Show each line of the data below that has the string "wind" in it.

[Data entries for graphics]
/---

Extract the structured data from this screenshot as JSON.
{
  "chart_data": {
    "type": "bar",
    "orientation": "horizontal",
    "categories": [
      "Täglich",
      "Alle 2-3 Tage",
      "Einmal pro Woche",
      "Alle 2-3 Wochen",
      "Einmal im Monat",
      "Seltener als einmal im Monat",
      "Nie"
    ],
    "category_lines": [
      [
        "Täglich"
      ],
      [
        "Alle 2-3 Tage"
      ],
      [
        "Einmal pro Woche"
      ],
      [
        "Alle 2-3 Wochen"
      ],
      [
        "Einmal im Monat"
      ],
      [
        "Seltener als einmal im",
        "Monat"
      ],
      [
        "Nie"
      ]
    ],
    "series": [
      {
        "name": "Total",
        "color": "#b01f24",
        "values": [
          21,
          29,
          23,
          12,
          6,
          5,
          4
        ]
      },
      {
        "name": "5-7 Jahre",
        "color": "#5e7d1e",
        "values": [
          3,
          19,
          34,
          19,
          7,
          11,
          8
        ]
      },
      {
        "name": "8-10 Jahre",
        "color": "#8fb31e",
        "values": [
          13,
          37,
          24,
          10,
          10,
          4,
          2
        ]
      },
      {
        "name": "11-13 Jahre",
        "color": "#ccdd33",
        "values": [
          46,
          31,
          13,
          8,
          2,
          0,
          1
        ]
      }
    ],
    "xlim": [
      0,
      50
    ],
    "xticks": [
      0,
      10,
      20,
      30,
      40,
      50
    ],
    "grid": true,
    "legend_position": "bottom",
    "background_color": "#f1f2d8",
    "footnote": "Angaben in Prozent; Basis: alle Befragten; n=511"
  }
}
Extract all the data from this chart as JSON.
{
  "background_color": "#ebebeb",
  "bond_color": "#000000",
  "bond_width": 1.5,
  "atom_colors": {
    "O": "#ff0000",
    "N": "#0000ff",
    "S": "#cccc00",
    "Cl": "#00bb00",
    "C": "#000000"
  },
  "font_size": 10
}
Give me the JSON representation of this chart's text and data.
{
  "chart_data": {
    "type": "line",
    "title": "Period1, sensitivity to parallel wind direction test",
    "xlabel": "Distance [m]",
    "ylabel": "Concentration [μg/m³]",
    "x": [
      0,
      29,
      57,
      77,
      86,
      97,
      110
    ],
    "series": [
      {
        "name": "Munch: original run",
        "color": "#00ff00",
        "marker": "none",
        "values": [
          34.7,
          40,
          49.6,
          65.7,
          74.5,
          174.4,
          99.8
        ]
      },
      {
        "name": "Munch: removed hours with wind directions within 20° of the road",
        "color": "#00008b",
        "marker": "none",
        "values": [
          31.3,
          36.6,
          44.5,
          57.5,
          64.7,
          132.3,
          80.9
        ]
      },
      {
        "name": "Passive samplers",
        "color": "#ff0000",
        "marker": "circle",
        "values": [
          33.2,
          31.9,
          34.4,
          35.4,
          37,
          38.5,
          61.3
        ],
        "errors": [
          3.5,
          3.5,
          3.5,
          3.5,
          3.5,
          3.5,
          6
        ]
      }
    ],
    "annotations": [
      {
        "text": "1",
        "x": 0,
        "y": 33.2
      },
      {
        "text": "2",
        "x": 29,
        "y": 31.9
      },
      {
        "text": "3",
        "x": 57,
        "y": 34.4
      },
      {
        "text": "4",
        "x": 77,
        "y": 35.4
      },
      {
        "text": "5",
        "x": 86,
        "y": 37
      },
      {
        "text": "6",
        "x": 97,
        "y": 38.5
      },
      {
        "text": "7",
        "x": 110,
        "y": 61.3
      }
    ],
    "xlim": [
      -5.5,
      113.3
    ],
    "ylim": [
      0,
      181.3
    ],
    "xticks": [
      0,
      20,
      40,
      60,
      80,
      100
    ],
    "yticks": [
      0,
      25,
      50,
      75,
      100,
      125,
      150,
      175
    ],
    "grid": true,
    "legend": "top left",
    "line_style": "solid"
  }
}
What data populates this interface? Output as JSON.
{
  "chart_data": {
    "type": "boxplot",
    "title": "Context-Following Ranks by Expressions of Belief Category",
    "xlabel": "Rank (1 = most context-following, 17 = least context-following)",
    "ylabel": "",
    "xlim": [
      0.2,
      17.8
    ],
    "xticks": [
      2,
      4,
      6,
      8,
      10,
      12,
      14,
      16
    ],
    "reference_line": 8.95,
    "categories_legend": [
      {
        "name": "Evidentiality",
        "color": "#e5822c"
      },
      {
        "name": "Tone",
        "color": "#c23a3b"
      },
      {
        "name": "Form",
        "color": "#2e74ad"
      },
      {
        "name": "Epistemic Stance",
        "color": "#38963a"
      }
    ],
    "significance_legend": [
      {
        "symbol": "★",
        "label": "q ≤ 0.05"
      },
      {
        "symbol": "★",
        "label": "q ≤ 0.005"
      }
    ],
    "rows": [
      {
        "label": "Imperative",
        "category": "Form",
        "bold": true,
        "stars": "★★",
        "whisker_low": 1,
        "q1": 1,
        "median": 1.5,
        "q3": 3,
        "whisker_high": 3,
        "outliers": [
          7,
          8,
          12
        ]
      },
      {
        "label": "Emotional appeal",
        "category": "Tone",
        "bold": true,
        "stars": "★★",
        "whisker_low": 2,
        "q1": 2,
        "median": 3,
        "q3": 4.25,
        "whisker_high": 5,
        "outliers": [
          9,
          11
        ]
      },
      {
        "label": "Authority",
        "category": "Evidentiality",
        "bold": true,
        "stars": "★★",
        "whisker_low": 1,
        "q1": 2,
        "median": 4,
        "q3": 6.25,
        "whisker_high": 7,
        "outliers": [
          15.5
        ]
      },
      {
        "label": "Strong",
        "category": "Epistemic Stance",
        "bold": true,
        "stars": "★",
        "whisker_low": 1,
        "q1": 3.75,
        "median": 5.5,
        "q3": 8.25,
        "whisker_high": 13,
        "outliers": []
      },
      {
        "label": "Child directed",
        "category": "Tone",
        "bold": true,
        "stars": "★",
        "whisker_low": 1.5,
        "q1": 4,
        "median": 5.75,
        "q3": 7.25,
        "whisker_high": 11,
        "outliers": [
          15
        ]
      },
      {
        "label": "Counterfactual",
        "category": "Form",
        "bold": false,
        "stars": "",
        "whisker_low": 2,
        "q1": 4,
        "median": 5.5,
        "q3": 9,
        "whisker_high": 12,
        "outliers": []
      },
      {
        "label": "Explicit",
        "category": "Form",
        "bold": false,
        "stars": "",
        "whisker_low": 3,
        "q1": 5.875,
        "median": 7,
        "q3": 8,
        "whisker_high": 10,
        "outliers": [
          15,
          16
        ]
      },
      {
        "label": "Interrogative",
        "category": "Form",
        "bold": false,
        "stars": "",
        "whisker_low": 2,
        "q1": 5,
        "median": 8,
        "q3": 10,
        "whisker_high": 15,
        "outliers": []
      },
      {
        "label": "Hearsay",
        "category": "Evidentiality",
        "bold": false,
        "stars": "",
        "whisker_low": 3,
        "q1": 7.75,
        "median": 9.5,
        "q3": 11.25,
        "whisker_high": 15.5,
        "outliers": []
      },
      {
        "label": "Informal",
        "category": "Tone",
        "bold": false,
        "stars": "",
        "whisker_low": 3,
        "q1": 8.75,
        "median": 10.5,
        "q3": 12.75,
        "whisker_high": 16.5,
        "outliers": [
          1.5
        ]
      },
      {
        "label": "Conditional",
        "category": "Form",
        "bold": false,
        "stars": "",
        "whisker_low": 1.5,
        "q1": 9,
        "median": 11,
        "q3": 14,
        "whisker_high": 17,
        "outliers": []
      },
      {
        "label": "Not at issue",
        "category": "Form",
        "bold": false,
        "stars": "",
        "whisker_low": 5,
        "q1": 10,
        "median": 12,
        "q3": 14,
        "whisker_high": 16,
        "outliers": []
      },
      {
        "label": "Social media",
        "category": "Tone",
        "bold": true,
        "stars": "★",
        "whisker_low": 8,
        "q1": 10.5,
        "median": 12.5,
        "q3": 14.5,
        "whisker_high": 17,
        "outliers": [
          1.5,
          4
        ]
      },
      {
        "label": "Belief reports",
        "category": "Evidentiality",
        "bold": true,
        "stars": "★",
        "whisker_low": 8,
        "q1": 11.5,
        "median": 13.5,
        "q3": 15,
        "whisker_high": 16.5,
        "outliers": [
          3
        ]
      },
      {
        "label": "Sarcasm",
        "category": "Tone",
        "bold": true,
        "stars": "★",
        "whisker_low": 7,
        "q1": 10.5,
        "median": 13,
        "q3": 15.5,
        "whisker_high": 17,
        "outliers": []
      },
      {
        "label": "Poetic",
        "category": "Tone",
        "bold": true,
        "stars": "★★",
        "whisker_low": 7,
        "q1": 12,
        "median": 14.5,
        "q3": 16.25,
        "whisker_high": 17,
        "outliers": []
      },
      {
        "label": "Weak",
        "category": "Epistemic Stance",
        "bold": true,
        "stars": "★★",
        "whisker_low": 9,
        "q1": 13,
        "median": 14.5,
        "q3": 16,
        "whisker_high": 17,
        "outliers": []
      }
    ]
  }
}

\---

▸ CORRECT RESULT
    "title": "Period1, sensitivity to parallel wind direction test",
        "name": "Munch: removed hours with wind directions within 20° of the road",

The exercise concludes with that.